Find each line with the word "Задача" and copy it.

== Record extracts

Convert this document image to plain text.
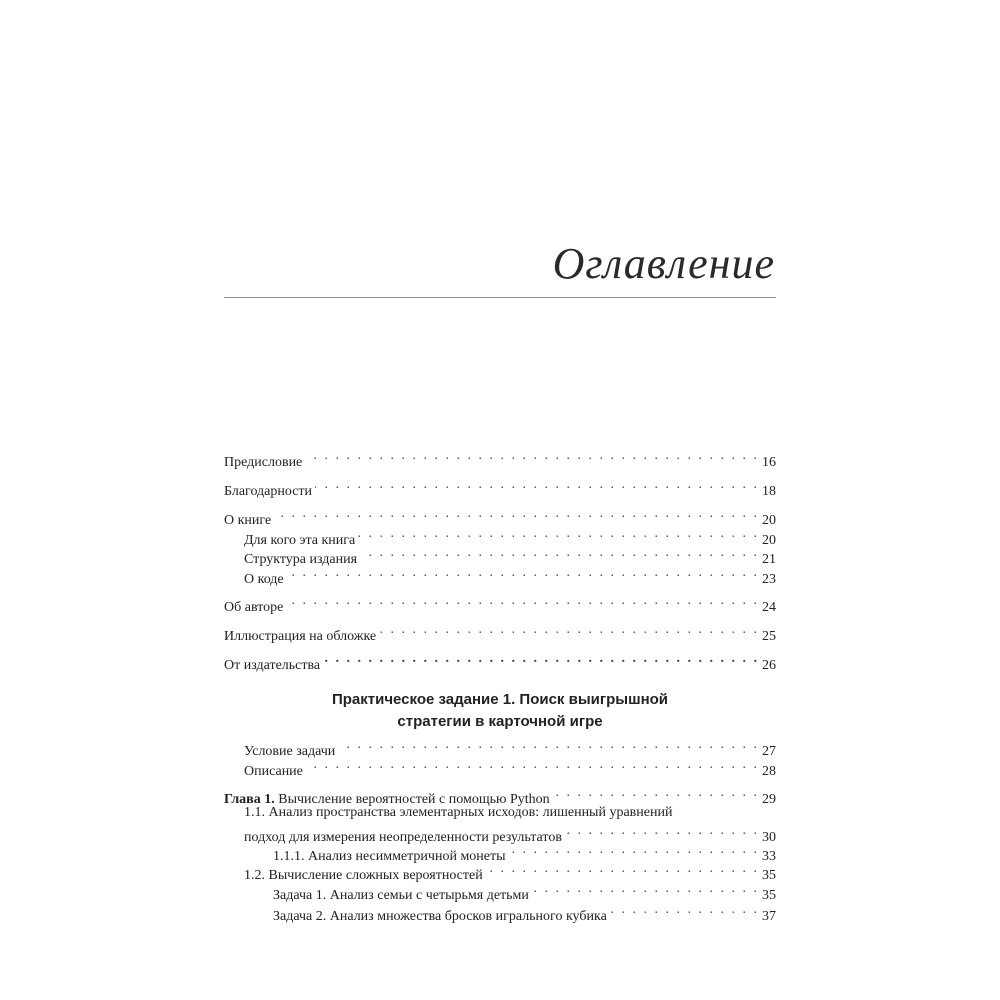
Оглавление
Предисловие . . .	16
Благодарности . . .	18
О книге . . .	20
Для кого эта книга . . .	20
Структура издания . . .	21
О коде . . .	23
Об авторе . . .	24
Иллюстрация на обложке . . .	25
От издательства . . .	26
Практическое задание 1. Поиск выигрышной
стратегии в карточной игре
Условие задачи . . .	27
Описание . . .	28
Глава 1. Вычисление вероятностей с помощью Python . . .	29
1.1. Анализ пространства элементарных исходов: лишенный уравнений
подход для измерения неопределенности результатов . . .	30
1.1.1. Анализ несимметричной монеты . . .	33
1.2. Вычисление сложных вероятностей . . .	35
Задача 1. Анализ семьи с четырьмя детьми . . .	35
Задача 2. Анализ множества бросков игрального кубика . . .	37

====

Response below ->
Задача 1. Анализ семьи с четырьмя детьми . . .	35
Задача 2. Анализ множества бросков игрального кубика . . .	37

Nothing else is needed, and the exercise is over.